> RECORDS SHOWN
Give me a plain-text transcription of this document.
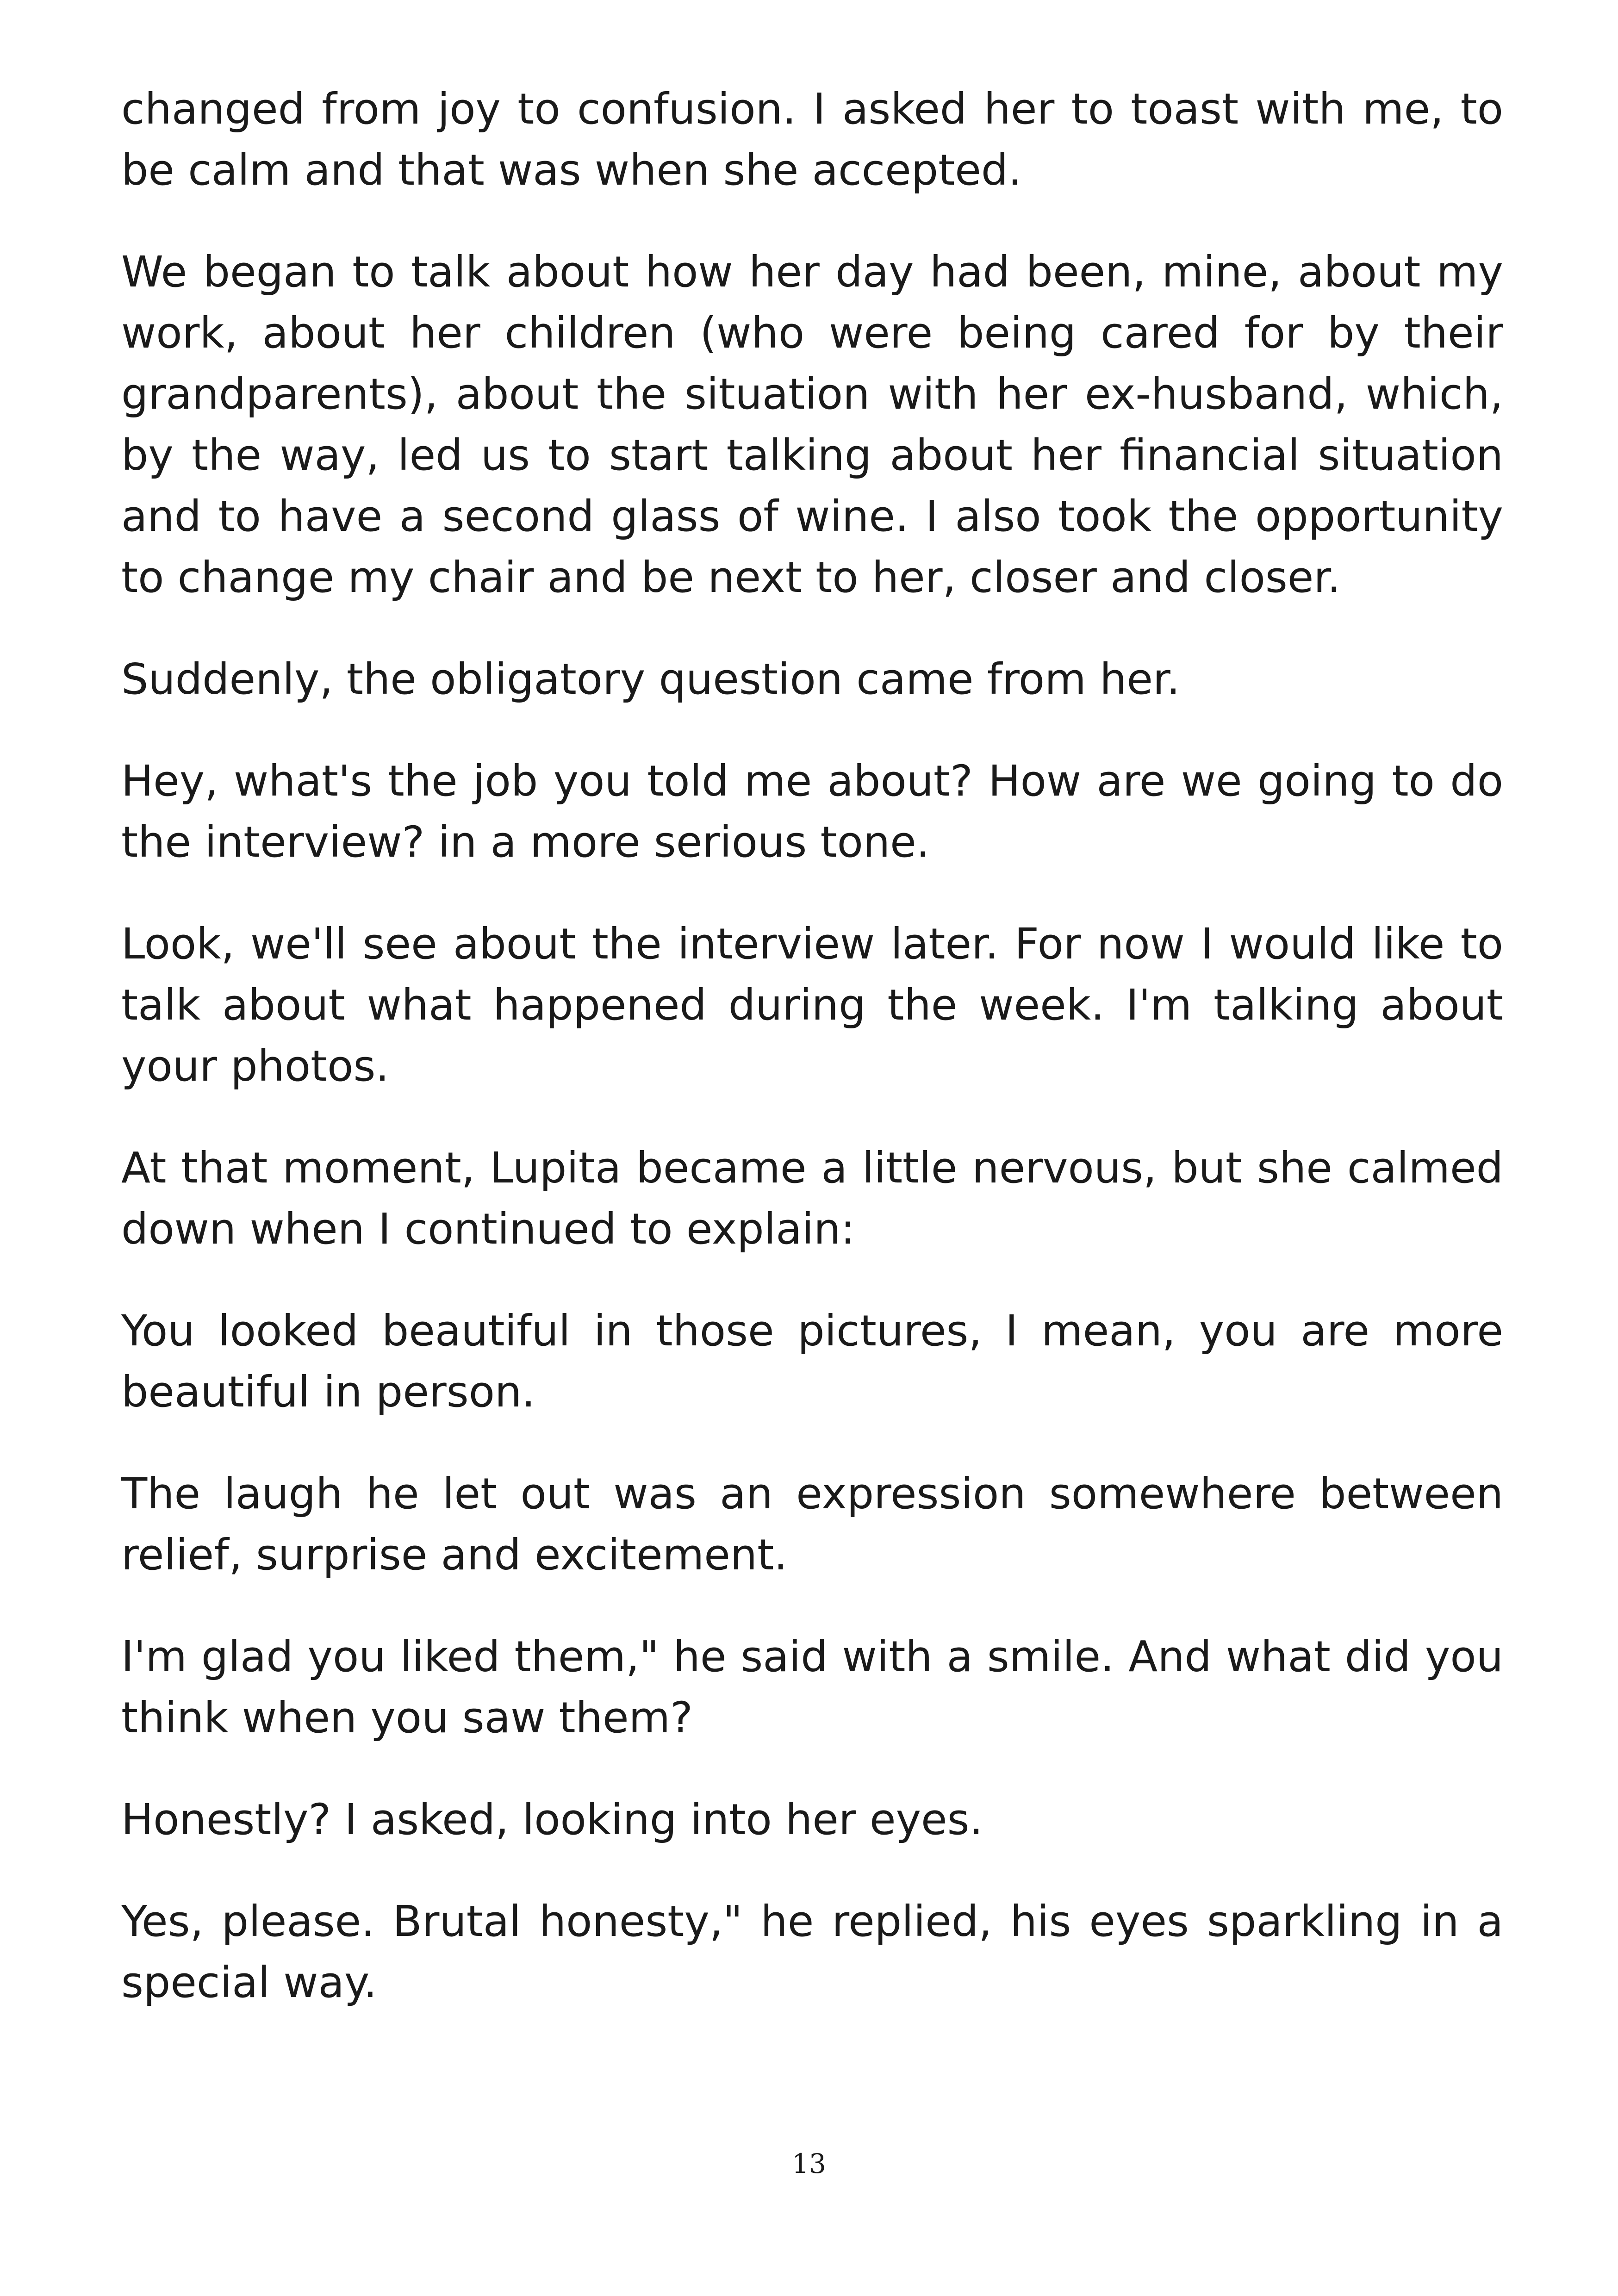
changed from joy to confusion. I asked her to toast with me, to be calm and that was when she accepted.

We began to talk about how her day had been, mine, about my work, about her children (who were being cared for by their grandparents), about the situation with her ex-husband, which, by the way, led us to start talking about her financial situation and to have a second glass of wine. I also took the opportunity to change my chair and be next to her, closer and closer.

Suddenly, the obligatory question came from her.

Hey, what's the job you told me about? How are we going to do the interview? in a more serious tone.

Look, we'll see about the interview later. For now I would like to talk about what happened during the week. I'm talking about your photos.

At that moment, Lupita became a little nervous, but she calmed down when I continued to explain:

You looked beautiful in those pictures, I mean, you are more beautiful in person.

The laugh he let out was an expression somewhere between relief, surprise and excitement.

I'm glad you liked them," he said with a smile. And what did you think when you saw them?

Honestly? I asked, looking into her eyes.

Yes, please. Brutal honesty," he replied, his eyes sparkling in a special way.

13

> THE REQUEST
Quote each line of the listing exactly, but leave the pictures out.

> COMPLETE RESPONSE
Give me a plain-text transcription of this document.
changed from joy to confusion. I asked her to toast with me, to be calm and that was when she accepted.

We began to talk about how her day had been, mine, about my work, about her children (who were being cared for by their grandparents), about the situation with her ex-husband, which, by the way, led us to start talking about her financial situation and to have a second glass of wine. I also took the opportunity to change my chair and be next to her, closer and closer.

Suddenly, the obligatory question came from her.

Hey, what's the job you told me about? How are we going to do the interview? in a more serious tone.

Look, we'll see about the interview later. For now I would like to talk about what happened during the week. I'm talking about your photos.

At that moment, Lupita became a little nervous, but she calmed down when I continued to explain:

You looked beautiful in those pictures, I mean, you are more beautiful in person.

The laugh he let out was an expression somewhere between relief, surprise and excitement.

I'm glad you liked them," he said with a smile. And what did you think when you saw them?

Honestly? I asked, looking into her eyes.

Yes, please. Brutal honesty," he replied, his eyes sparkling in a special way.

13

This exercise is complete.